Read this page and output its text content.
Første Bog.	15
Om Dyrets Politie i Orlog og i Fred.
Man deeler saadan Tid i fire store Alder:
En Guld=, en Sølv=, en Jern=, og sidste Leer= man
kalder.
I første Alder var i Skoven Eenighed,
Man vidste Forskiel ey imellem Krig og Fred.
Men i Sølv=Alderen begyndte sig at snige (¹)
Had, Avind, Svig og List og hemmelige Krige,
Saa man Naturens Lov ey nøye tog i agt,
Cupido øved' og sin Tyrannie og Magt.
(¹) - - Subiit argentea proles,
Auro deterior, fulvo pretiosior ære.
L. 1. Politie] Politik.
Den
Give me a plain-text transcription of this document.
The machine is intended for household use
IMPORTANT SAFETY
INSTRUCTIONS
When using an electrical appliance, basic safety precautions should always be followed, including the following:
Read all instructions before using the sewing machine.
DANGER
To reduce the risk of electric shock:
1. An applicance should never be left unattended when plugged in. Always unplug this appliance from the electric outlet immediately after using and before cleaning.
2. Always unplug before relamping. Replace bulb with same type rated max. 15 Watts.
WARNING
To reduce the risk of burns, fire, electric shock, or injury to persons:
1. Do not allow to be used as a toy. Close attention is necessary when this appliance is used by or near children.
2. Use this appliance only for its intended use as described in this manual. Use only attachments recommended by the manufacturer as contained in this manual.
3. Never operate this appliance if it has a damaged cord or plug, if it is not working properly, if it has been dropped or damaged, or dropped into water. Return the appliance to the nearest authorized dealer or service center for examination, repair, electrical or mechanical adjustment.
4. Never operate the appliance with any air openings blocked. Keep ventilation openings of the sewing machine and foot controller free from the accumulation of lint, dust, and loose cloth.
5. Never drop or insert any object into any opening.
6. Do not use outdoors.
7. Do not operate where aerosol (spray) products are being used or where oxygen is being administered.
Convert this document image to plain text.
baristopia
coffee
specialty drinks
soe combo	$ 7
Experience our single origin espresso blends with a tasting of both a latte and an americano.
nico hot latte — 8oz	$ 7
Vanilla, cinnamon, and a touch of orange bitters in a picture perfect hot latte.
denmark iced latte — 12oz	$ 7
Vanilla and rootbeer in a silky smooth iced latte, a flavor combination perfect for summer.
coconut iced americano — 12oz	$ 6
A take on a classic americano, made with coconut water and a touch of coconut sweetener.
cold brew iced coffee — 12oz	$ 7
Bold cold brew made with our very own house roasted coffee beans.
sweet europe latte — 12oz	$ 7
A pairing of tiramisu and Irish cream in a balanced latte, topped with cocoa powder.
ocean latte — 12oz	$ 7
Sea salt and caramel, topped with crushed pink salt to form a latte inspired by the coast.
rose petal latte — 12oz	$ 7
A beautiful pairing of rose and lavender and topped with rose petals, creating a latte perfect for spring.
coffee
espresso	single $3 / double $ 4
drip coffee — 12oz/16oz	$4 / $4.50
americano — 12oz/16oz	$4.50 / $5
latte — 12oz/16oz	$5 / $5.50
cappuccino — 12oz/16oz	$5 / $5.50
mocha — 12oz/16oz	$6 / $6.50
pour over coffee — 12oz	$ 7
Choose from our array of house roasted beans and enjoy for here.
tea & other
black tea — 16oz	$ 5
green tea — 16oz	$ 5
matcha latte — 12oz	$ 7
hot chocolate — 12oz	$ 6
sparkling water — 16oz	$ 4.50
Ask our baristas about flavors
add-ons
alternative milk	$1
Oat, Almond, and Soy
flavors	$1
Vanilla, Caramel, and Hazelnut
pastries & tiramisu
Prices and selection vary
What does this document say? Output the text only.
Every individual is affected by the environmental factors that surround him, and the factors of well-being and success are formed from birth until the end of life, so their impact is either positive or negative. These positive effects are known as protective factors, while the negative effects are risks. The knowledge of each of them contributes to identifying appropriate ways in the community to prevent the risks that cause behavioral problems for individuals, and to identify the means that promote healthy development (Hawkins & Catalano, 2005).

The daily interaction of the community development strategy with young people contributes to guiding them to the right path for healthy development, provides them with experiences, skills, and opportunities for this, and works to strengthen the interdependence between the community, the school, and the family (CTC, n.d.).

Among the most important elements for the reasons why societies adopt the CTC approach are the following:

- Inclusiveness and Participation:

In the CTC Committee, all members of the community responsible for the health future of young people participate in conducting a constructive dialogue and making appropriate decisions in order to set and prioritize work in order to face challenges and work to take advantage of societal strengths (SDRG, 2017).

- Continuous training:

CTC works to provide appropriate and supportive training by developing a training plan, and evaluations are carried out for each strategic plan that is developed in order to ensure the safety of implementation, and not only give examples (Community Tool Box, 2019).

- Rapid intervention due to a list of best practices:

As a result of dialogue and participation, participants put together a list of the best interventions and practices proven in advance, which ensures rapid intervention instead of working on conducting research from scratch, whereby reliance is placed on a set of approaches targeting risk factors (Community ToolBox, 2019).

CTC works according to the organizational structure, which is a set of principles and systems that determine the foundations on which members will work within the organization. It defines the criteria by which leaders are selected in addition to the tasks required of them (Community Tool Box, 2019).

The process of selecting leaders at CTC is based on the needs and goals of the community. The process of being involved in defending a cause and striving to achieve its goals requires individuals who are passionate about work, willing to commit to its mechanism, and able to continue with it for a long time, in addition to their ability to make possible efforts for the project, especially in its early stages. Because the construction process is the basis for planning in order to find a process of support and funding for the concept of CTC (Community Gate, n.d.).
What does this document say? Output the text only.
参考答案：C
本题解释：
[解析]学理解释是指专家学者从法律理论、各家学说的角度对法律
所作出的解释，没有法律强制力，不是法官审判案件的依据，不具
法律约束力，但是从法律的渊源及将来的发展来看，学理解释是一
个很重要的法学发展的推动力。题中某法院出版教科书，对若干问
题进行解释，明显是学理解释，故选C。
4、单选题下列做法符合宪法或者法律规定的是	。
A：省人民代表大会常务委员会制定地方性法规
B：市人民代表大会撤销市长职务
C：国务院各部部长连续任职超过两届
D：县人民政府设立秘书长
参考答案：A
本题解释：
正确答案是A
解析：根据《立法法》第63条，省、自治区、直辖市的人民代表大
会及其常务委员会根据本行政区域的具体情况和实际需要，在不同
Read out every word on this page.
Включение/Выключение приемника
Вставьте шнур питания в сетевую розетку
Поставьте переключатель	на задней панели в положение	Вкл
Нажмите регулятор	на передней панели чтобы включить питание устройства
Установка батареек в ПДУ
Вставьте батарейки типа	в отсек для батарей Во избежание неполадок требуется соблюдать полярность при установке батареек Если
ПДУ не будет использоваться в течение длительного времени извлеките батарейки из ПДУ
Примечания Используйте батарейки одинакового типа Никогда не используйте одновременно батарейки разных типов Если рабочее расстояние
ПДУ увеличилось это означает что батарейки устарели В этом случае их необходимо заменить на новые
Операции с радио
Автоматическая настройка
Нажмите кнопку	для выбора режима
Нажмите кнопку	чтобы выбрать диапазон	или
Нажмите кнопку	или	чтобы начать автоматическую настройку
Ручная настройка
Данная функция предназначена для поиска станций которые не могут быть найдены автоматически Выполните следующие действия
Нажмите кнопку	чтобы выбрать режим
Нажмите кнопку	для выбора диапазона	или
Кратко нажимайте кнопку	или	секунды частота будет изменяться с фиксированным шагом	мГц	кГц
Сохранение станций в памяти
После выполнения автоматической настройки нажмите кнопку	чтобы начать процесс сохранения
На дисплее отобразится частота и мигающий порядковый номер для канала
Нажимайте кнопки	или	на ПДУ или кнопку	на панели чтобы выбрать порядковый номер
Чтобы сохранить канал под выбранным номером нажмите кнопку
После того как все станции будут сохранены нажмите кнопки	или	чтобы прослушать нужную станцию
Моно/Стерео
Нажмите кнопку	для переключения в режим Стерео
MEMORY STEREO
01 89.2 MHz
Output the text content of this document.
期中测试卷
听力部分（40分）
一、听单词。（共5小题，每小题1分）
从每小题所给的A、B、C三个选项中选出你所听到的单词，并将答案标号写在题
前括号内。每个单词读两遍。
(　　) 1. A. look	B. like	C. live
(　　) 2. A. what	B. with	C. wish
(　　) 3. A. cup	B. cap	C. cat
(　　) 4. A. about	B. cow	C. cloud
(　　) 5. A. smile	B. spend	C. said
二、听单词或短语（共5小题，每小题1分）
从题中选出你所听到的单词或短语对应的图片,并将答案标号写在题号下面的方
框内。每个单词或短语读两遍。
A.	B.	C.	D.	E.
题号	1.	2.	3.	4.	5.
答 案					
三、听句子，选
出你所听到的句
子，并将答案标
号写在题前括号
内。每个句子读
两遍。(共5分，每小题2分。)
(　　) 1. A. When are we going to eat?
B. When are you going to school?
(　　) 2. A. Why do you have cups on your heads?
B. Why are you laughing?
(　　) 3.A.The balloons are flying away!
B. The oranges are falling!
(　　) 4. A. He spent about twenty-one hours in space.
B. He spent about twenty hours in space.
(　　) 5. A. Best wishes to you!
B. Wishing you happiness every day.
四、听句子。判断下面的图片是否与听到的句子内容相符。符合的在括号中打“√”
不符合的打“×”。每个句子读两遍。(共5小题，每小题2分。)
^^^^^^^^^^^^^^^^
→ Stated goal
Pull out each line containing the word "topped" and copy it.

→ Exercise response
A pairing of tiramisu and Irish cream in a balanced latte, topped with cocoa powder.
Sea salt and caramel, topped with crushed pink salt to form a latte inspired by the coast.
A beautiful pairing of rose and lavender and topped with rose petals, creating a latte perfect for spring.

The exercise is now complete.